◆ Aim ◆
Starting at the line that contains "text-line: 于世界观、: [98, 298, 278, 337]" and ending at the line that contains "text-line: 络意识形态安全建设，筑牢网络意识形态安全防: [135, 811, 891, 850]", put each line of the material into a Markdown table with the columns No. and Line. Number the rows and leave out any blank lines.

[Region boundary data]
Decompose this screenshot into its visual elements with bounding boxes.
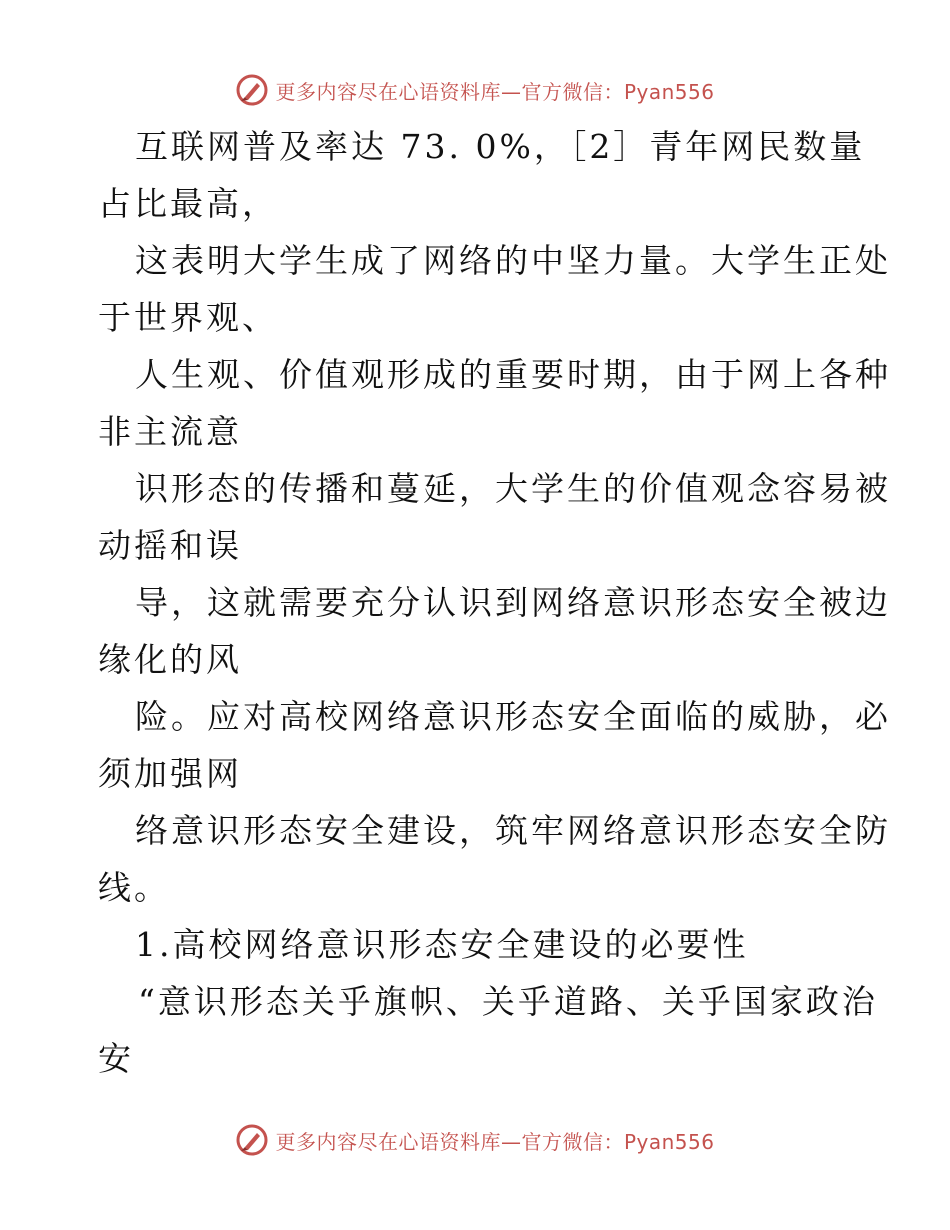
text-line: 于世界观、: [98, 298, 278, 337]
header-watermark: [0, 70, 950, 110]
text-line: 人生观、价值观形成的重要时期，由于网上各种: [135, 355, 891, 394]
text-line: 线。: [98, 868, 170, 907]
text-line: 占比最高，: [98, 184, 278, 223]
text-line: 互联网普及率达 73. 0%，［2］青年网民数量: [135, 127, 866, 166]
text-line: 导，这就需要充分认识到网络意识形态安全被边: [135, 583, 891, 622]
text-line: 络意识形态安全建设，筑牢网络意识形态安全防: [135, 811, 891, 850]
text-line: 动摇和误: [98, 526, 242, 565]
footer-watermark-text: 更多内容尽在心语资料库—官方微信：Pyan556: [275, 1129, 715, 1154]
text-line: “意识形态关乎旗帜、关乎道路、关乎国家政治: [138, 982, 878, 1021]
header-watermark-text: 更多内容尽在心语资料库—官方微信：Pyan556: [275, 79, 715, 104]
pen-logo-icon: [235, 73, 269, 107]
text-line: 非主流意: [98, 412, 242, 451]
document-body: [98, 118, 891, 1087]
text-line: 缘化的风: [98, 640, 242, 679]
text-line: 安: [98, 1039, 134, 1078]
text-line: 这表明大学生成了网络的中坚力量。大学生正处: [135, 241, 891, 280]
pen-logo-icon: [235, 1123, 269, 1157]
section-heading: 1.高校网络意识形态安全建设的必要性: [135, 925, 749, 964]
text-line: 须加强网: [98, 754, 242, 793]
text-line: 识形态的传播和蔓延，大学生的价值观念容易被: [135, 469, 891, 508]
text-line: 险。应对高校网络意识形态安全面临的威胁，必: [135, 697, 891, 736]
footer-watermark: [0, 1120, 950, 1160]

◆ Final result ◆
| No. | Line |
|---|---|
| 1 | text-line: 于世界观、: [98, 298, 278, 337] |
| 2 | header-watermark: [0, 70, 950, 110] |
| 3 | text-line: 人生观、价值观形成的重要时期，由于网上各种: [135, 355, 891, 394] |
| 4 | text-line: 线。: [98, 868, 170, 907] |
| 5 | text-line: 占比最高，: [98, 184, 278, 223] |
| 6 | text-line: 互联网普及率达 73. 0%，［2］青年网民数量: [135, 127, 866, 166] |
| 7 | text-line: 导，这就需要充分认识到网络意识形态安全被边: [135, 583, 891, 622] |
| 8 | text-line: 络意识形态安全建设，筑牢网络意识形态安全防: [135, 811, 891, 850] |